= Stored data =
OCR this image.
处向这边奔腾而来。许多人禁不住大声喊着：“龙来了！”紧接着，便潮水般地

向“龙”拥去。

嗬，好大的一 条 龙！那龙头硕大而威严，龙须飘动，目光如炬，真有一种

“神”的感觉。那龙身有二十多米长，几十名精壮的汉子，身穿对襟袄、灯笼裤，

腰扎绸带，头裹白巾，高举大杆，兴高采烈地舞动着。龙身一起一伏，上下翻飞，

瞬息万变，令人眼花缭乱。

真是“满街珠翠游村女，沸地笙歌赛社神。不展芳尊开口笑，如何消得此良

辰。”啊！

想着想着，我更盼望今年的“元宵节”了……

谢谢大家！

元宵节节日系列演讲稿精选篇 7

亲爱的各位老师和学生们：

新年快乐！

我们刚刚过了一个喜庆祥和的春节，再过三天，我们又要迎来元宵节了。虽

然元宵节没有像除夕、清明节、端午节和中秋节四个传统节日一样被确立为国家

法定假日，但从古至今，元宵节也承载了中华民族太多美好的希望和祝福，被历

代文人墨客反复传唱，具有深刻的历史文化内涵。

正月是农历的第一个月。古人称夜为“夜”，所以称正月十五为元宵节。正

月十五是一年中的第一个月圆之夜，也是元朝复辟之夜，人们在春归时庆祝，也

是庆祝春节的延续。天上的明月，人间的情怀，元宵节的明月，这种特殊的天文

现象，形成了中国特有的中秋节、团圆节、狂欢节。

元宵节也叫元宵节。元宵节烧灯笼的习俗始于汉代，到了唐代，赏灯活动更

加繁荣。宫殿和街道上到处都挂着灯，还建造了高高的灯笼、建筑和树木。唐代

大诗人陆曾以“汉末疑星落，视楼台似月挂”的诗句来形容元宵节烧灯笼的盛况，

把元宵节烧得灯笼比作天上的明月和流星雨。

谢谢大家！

= Problem description =
Exactly reproduce every line found in the records.

= Reply =
OCR this image.
处向这边奔腾而来。许多人禁不住大声喊着：“龙来了！”紧接着，便潮水般地

向“龙”拥去。

嗬，好大的一 条 龙！那龙头硕大而威严，龙须飘动，目光如炬，真有一种

“神”的感觉。那龙身有二十多米长，几十名精壮的汉子，身穿对襟袄、灯笼裤，

腰扎绸带，头裹白巾，高举大杆，兴高采烈地舞动着。龙身一起一伏，上下翻飞，

瞬息万变，令人眼花缭乱。

真是“满街珠翠游村女，沸地笙歌赛社神。不展芳尊开口笑，如何消得此良

辰。”啊！

想着想着，我更盼望今年的“元宵节”了……

谢谢大家！

元宵节节日系列演讲稿精选篇 7

亲爱的各位老师和学生们：

新年快乐！

我们刚刚过了一个喜庆祥和的春节，再过三天，我们又要迎来元宵节了。虽

然元宵节没有像除夕、清明节、端午节和中秋节四个传统节日一样被确立为国家

法定假日，但从古至今，元宵节也承载了中华民族太多美好的希望和祝福，被历

代文人墨客反复传唱，具有深刻的历史文化内涵。

正月是农历的第一个月。古人称夜为“夜”，所以称正月十五为元宵节。正

月十五是一年中的第一个月圆之夜，也是元朝复辟之夜，人们在春归时庆祝，也

是庆祝春节的延续。天上的明月，人间的情怀，元宵节的明月，这种特殊的天文

现象，形成了中国特有的中秋节、团圆节、狂欢节。

元宵节也叫元宵节。元宵节烧灯笼的习俗始于汉代，到了唐代，赏灯活动更

加繁荣。宫殿和街道上到处都挂着灯，还建造了高高的灯笼、建筑和树木。唐代

大诗人陆曾以“汉末疑星落，视楼台似月挂”的诗句来形容元宵节烧灯笼的盛况，

把元宵节烧得灯笼比作天上的明月和流星雨。

谢谢大家！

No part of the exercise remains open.